A run of records =>
## BEGIN

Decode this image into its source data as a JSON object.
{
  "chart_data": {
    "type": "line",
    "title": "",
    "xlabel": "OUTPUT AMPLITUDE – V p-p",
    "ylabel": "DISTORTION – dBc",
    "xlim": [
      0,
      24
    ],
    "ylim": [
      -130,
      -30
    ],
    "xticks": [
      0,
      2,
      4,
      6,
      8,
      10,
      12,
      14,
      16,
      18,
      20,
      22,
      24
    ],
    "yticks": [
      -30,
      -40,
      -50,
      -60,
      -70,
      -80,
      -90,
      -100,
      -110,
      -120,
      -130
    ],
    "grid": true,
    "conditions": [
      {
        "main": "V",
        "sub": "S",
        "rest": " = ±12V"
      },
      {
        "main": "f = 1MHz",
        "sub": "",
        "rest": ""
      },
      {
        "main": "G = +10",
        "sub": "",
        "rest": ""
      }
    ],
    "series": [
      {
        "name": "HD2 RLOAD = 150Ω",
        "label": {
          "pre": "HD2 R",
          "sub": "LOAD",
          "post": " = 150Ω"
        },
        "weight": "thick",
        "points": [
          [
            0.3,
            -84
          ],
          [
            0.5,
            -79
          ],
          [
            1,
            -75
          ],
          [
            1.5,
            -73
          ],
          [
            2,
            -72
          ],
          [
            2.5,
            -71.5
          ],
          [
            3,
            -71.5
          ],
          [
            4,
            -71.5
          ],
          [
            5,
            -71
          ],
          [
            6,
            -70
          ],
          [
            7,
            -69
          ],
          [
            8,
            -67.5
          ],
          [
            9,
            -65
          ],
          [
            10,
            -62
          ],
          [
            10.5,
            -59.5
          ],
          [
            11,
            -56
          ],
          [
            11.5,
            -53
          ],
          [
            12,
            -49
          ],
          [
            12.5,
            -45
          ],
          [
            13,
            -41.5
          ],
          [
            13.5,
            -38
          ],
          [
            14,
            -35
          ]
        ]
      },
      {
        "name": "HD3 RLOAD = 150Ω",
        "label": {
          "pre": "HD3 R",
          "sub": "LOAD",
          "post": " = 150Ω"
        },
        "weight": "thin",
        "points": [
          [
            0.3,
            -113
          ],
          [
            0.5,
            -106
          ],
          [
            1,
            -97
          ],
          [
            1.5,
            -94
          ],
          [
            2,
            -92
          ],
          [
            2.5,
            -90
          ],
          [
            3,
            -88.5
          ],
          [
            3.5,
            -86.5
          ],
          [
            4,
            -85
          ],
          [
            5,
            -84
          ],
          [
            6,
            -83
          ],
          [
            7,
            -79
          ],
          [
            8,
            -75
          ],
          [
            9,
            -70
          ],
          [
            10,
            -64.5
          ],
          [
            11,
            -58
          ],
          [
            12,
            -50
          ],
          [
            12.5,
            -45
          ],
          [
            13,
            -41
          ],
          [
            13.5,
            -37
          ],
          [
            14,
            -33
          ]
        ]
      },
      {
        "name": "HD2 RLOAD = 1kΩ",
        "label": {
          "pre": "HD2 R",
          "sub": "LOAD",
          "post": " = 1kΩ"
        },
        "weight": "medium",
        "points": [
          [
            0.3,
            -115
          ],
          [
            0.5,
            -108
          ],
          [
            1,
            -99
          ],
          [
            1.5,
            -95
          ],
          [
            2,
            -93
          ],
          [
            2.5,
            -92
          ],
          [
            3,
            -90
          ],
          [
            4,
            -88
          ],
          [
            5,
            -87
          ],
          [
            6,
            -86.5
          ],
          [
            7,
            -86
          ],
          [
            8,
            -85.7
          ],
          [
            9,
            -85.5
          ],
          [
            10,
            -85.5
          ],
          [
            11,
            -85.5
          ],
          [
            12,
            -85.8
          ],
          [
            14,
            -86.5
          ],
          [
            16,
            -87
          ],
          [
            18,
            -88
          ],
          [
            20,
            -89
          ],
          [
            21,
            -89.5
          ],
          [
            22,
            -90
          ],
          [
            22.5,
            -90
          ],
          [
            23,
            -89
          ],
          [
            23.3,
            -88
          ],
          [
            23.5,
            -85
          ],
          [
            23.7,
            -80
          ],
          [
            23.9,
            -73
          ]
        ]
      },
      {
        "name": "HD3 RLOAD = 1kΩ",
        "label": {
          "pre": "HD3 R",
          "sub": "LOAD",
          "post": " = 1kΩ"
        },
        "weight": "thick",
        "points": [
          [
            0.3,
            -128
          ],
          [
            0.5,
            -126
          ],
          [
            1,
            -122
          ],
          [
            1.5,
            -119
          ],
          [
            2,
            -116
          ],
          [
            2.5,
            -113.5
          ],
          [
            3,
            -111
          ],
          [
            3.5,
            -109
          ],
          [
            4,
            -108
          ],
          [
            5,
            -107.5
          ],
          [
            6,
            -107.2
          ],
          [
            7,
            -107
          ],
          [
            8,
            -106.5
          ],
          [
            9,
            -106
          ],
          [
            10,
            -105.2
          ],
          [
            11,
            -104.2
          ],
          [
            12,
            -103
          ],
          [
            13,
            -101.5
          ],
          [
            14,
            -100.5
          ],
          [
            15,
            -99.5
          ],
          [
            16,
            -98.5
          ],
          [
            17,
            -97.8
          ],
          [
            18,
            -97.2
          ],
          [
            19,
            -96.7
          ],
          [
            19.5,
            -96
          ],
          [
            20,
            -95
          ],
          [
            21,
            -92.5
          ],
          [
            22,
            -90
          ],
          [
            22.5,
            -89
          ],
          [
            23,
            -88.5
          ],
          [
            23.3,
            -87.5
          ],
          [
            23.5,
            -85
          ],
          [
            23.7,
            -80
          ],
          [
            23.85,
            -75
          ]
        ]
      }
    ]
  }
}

## END

Problem statement =>
Would you give the material above again, complete and exact?

Answer below =>
Decode this image into its source data as a JSON object.
{
  "chart_data": {
    "type": "line",
    "title": "",
    "xlabel": "OUTPUT AMPLITUDE – V p-p",
    "ylabel": "DISTORTION – dBc",
    "xlim": [
      0,
      24
    ],
    "ylim": [
      -130,
      -30
    ],
    "xticks": [
      0,
      2,
      4,
      6,
      8,
      10,
      12,
      14,
      16,
      18,
      20,
      22,
      24
    ],
    "yticks": [
      -30,
      -40,
      -50,
      -60,
      -70,
      -80,
      -90,
      -100,
      -110,
      -120,
      -130
    ],
    "grid": true,
    "conditions": [
      {
        "main": "V",
        "sub": "S",
        "rest": " = ±12V"
      },
      {
        "main": "f = 1MHz",
        "sub": "",
        "rest": ""
      },
      {
        "main": "G = +10",
        "sub": "",
        "rest": ""
      }
    ],
    "series": [
      {
        "name": "HD2 RLOAD = 150Ω",
        "label": {
          "pre": "HD2 R",
          "sub": "LOAD",
          "post": " = 150Ω"
        },
        "weight": "thick",
        "points": [
          [
            0.3,
            -84
          ],
          [
            0.5,
            -79
          ],
          [
            1,
            -75
          ],
          [
            1.5,
            -73
          ],
          [
            2,
            -72
          ],
          [
            2.5,
            -71.5
          ],
          [
            3,
            -71.5
          ],
          [
            4,
            -71.5
          ],
          [
            5,
            -71
          ],
          [
            6,
            -70
          ],
          [
            7,
            -69
          ],
          [
            8,
            -67.5
          ],
          [
            9,
            -65
          ],
          [
            10,
            -62
          ],
          [
            10.5,
            -59.5
          ],
          [
            11,
            -56
          ],
          [
            11.5,
            -53
          ],
          [
            12,
            -49
          ],
          [
            12.5,
            -45
          ],
          [
            13,
            -41.5
          ],
          [
            13.5,
            -38
          ],
          [
            14,
            -35
          ]
        ]
      },
      {
        "name": "HD3 RLOAD = 150Ω",
        "label": {
          "pre": "HD3 R",
          "sub": "LOAD",
          "post": " = 150Ω"
        },
        "weight": "thin",
        "points": [
          [
            0.3,
            -113
          ],
          [
            0.5,
            -106
          ],
          [
            1,
            -97
          ],
          [
            1.5,
            -94
          ],
          [
            2,
            -92
          ],
          [
            2.5,
            -90
          ],
          [
            3,
            -88.5
          ],
          [
            3.5,
            -86.5
          ],
          [
            4,
            -85
          ],
          [
            5,
            -84
          ],
          [
            6,
            -83
          ],
          [
            7,
            -79
          ],
          [
            8,
            -75
          ],
          [
            9,
            -70
          ],
          [
            10,
            -64.5
          ],
          [
            11,
            -58
          ],
          [
            12,
            -50
          ],
          [
            12.5,
            -45
          ],
          [
            13,
            -41
          ],
          [
            13.5,
            -37
          ],
          [
            14,
            -33
          ]
        ]
      },
      {
        "name": "HD2 RLOAD = 1kΩ",
        "label": {
          "pre": "HD2 R",
          "sub": "LOAD",
          "post": " = 1kΩ"
        },
        "weight": "medium",
        "points": [
          [
            0.3,
            -115
          ],
          [
            0.5,
            -108
          ],
          [
            1,
            -99
          ],
          [
            1.5,
            -95
          ],
          [
            2,
            -93
          ],
          [
            2.5,
            -92
          ],
          [
            3,
            -90
          ],
          [
            4,
            -88
          ],
          [
            5,
            -87
          ],
          [
            6,
            -86.5
          ],
          [
            7,
            -86
          ],
          [
            8,
            -85.7
          ],
          [
            9,
            -85.5
          ],
          [
            10,
            -85.5
          ],
          [
            11,
            -85.5
          ],
          [
            12,
            -85.8
          ],
          [
            14,
            -86.5
          ],
          [
            16,
            -87
          ],
          [
            18,
            -88
          ],
          [
            20,
            -89
          ],
          [
            21,
            -89.5
          ],
          [
            22,
            -90
          ],
          [
            22.5,
            -90
          ],
          [
            23,
            -89
          ],
          [
            23.3,
            -88
          ],
          [
            23.5,
            -85
          ],
          [
            23.7,
            -80
          ],
          [
            23.9,
            -73
          ]
        ]
      },
      {
        "name": "HD3 RLOAD = 1kΩ",
        "label": {
          "pre": "HD3 R",
          "sub": "LOAD",
          "post": " = 1kΩ"
        },
        "weight": "thick",
        "points": [
          [
            0.3,
            -128
          ],
          [
            0.5,
            -126
          ],
          [
            1,
            -122
          ],
          [
            1.5,
            -119
          ],
          [
            2,
            -116
          ],
          [
            2.5,
            -113.5
          ],
          [
            3,
            -111
          ],
          [
            3.5,
            -109
          ],
          [
            4,
            -108
          ],
          [
            5,
            -107.5
          ],
          [
            6,
            -107.2
          ],
          [
            7,
            -107
          ],
          [
            8,
            -106.5
          ],
          [
            9,
            -106
          ],
          [
            10,
            -105.2
          ],
          [
            11,
            -104.2
          ],
          [
            12,
            -103
          ],
          [
            13,
            -101.5
          ],
          [
            14,
            -100.5
          ],
          [
            15,
            -99.5
          ],
          [
            16,
            -98.5
          ],
          [
            17,
            -97.8
          ],
          [
            18,
            -97.2
          ],
          [
            19,
            -96.7
          ],
          [
            19.5,
            -96
          ],
          [
            20,
            -95
          ],
          [
            21,
            -92.5
          ],
          [
            22,
            -90
          ],
          [
            22.5,
            -89
          ],
          [
            23,
            -88.5
          ],
          [
            23.3,
            -87.5
          ],
          [
            23.5,
            -85
          ],
          [
            23.7,
            -80
          ],
          [
            23.85,
            -75
          ]
        ]
      }
    ]
  }
}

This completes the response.